▶ Set problem 1: In the TFRecordDataset code snippet, what dtype is assigned to 'test1' and 'test2' in feature_description?

▶ Provided passage:
%%

It works neither for TFRecordDataset.

import tensorflow as tf
import numpy as np
import pandas as pd
import os
import shutil
from tensorflow.python.data.ops import dataset_ops


def make_one_shot_iterator(ds):
  if hasattr(dataset_ops, 'make_one_shot_iterator'):
    return dataset_ops.make_one_shot_iterator(ds)
  return ds.make_one_shot_iterator()


def make_initializable_iterator(ds):
  if hasattr(dataset_ops, 'make_initializable_iterator'):
    return dataset_ops.make_initializable_iterator(ds)
  return ds.make_initializable_iterator()


# Define features
feature_description = {
    'test1': tf.io.FixedLenFeature([], dtype=tf.float32),
    'test2': tf.io.FixedLenFeature([], dtype=tf.float32)
}


def _parse_function(example_proto):
  return tf.io.parse_example(example_proto, feature_description)


def write_pb(df, file):
  # Write TFrecord file
  with tf.io.TFRecordWriter(file) as writer:
    for index, row in df.iterrows():
      print(row['test1'], row['test2'])

%%

(Element and region listings)

%%

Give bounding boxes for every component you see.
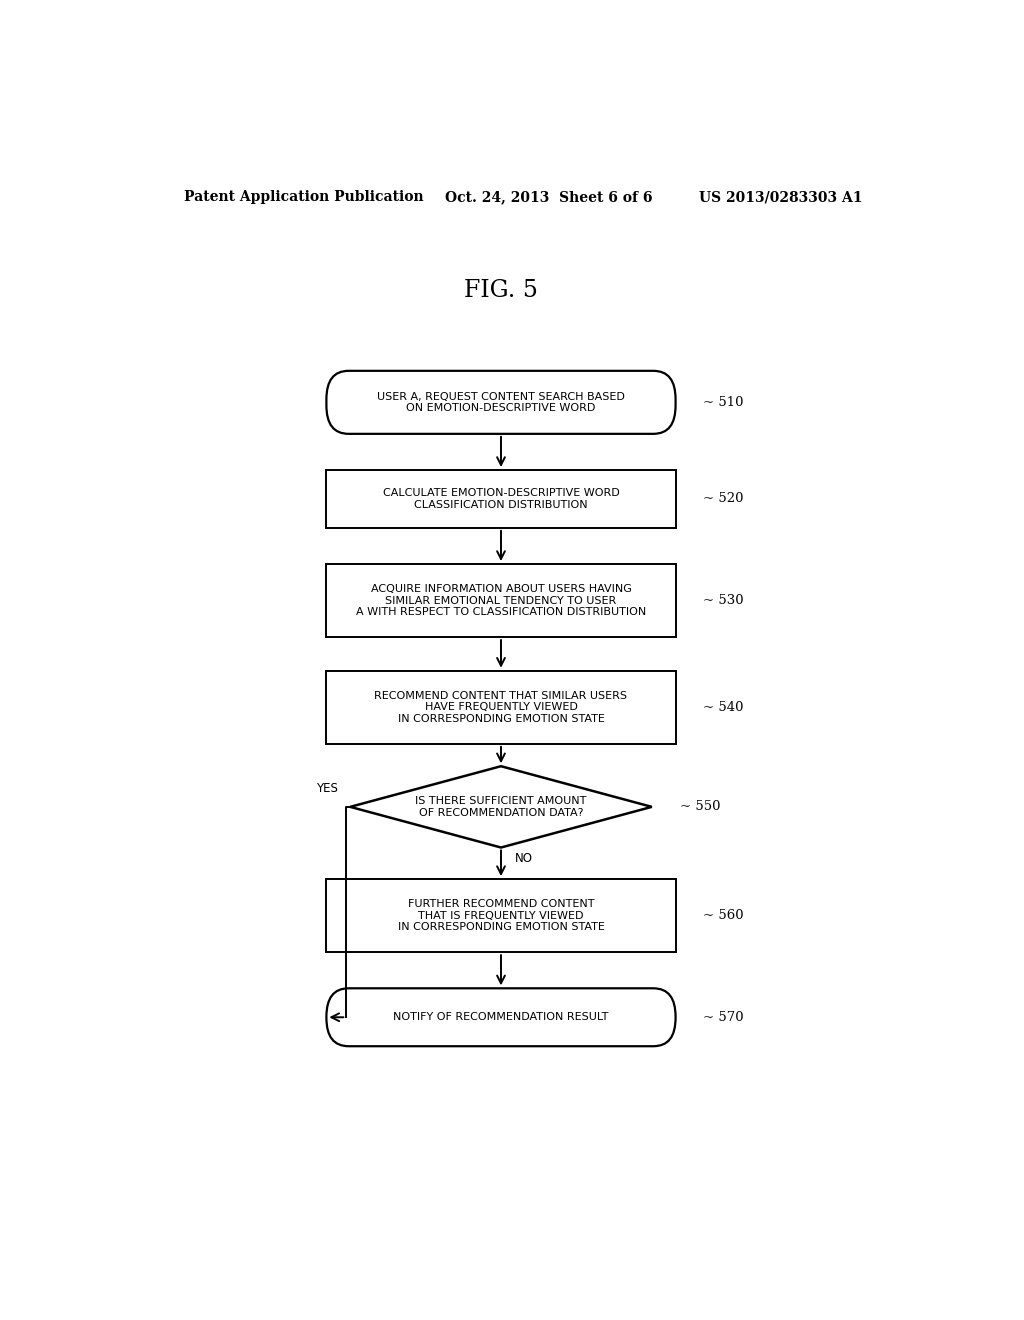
Text: ~ 570: ~ 570 xyxy=(703,1011,744,1024)
Text: ~ 560: ~ 560 xyxy=(703,909,744,923)
FancyBboxPatch shape xyxy=(327,989,676,1047)
Text: ACQUIRE INFORMATION ABOUT USERS HAVING
SIMILAR EMOTIONAL TENDENCY TO USER
A WITH: ACQUIRE INFORMATION ABOUT USERS HAVING S… xyxy=(356,583,646,618)
Bar xyxy=(327,470,676,528)
Text: USER A, REQUEST CONTENT SEARCH BASED
ON EMOTION-DESCRIPTIVE WORD: USER A, REQUEST CONTENT SEARCH BASED ON … xyxy=(377,392,625,413)
Text: FURTHER RECOMMEND CONTENT
THAT IS FREQUENTLY VIEWED
IN CORRESPONDING EMOTION STA: FURTHER RECOMMEND CONTENT THAT IS FREQUE… xyxy=(397,899,604,932)
Text: ~ 510: ~ 510 xyxy=(703,396,743,409)
Text: CALCULATE EMOTION-DESCRIPTIVE WORD
CLASSIFICATION DISTRIBUTION: CALCULATE EMOTION-DESCRIPTIVE WORD CLASS… xyxy=(383,488,620,510)
Polygon shape xyxy=(350,766,651,847)
Bar xyxy=(327,671,676,744)
Text: US 2013/0283303 A1: US 2013/0283303 A1 xyxy=(699,190,863,205)
Text: IS THERE SUFFICIENT AMOUNT
OF RECOMMENDATION DATA?: IS THERE SUFFICIENT AMOUNT OF RECOMMENDA… xyxy=(416,796,587,817)
Text: NO: NO xyxy=(515,851,534,865)
Text: YES: YES xyxy=(316,781,338,795)
Text: ~ 540: ~ 540 xyxy=(703,701,743,714)
Text: NOTIFY OF RECOMMENDATION RESULT: NOTIFY OF RECOMMENDATION RESULT xyxy=(393,1012,608,1022)
Bar xyxy=(327,564,676,638)
Text: ~ 530: ~ 530 xyxy=(703,594,744,607)
Text: ~ 520: ~ 520 xyxy=(703,492,743,506)
Bar xyxy=(327,879,676,952)
Text: RECOMMEND CONTENT THAT SIMILAR USERS
HAVE FREQUENTLY VIEWED
IN CORRESPONDING EMO: RECOMMEND CONTENT THAT SIMILAR USERS HAV… xyxy=(375,690,628,723)
Text: ~ 550: ~ 550 xyxy=(680,800,720,813)
Text: Oct. 24, 2013  Sheet 6 of 6: Oct. 24, 2013 Sheet 6 of 6 xyxy=(445,190,653,205)
Text: Patent Application Publication: Patent Application Publication xyxy=(183,190,423,205)
Text: FIG. 5: FIG. 5 xyxy=(464,279,538,302)
FancyBboxPatch shape xyxy=(327,371,676,434)
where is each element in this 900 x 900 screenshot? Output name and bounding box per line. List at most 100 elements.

%%

▶ Set problem 2: Can you retype the lines of the records, from the line holding "Text: ~ 570: ~ 570 xyxy=(703,1011,744,1024)" through the line holding "Bar xyxy=(327,879,676,952)", inclusive?

▶ Expected answer 1: tf.float32

▶ Expected answer 2:
Text: ~ 570: ~ 570 xyxy=(703,1011,744,1024)
Text: ~ 560: ~ 560 xyxy=(703,909,744,923)
FancyBboxPatch shape xyxy=(327,989,676,1047)
Text: ACQUIRE INFORMATION ABOUT USERS HAVING
SIMILAR EMOTIONAL TENDENCY TO USER
A WITH: ACQUIRE INFORMATION ABOUT USERS HAVING S… xyxy=(356,583,646,618)
Bar xyxy=(327,470,676,528)
Text: USER A, REQUEST CONTENT SEARCH BASED
ON EMOTION-DESCRIPTIVE WORD: USER A, REQUEST CONTENT SEARCH BASED ON … xyxy=(377,392,625,413)
Text: FURTHER RECOMMEND CONTENT
THAT IS FREQUENTLY VIEWED
IN CORRESPONDING EMOTION STA: FURTHER RECOMMEND CONTENT THAT IS FREQUE… xyxy=(397,899,604,932)
Text: ~ 510: ~ 510 xyxy=(703,396,743,409)
Text: CALCULATE EMOTION-DESCRIPTIVE WORD
CLASSIFICATION DISTRIBUTION: CALCULATE EMOTION-DESCRIPTIVE WORD CLASS… xyxy=(383,488,620,510)
Polygon shape xyxy=(350,766,651,847)
Bar xyxy=(327,671,676,744)
Text: US 2013/0283303 A1: US 2013/0283303 A1 xyxy=(699,190,863,205)
Text: IS THERE SUFFICIENT AMOUNT
OF RECOMMENDATION DATA?: IS THERE SUFFICIENT AMOUNT OF RECOMMENDA… xyxy=(416,796,587,817)
Text: NO: NO xyxy=(515,851,534,865)
Text: YES: YES xyxy=(316,781,338,795)
Text: ~ 540: ~ 540 xyxy=(703,701,743,714)
Text: NOTIFY OF RECOMMENDATION RESULT: NOTIFY OF RECOMMENDATION RESULT xyxy=(393,1012,608,1022)
Bar xyxy=(327,564,676,638)
Text: ~ 530: ~ 530 xyxy=(703,594,744,607)
Text: ~ 520: ~ 520 xyxy=(703,492,743,506)
Bar xyxy=(327,879,676,952)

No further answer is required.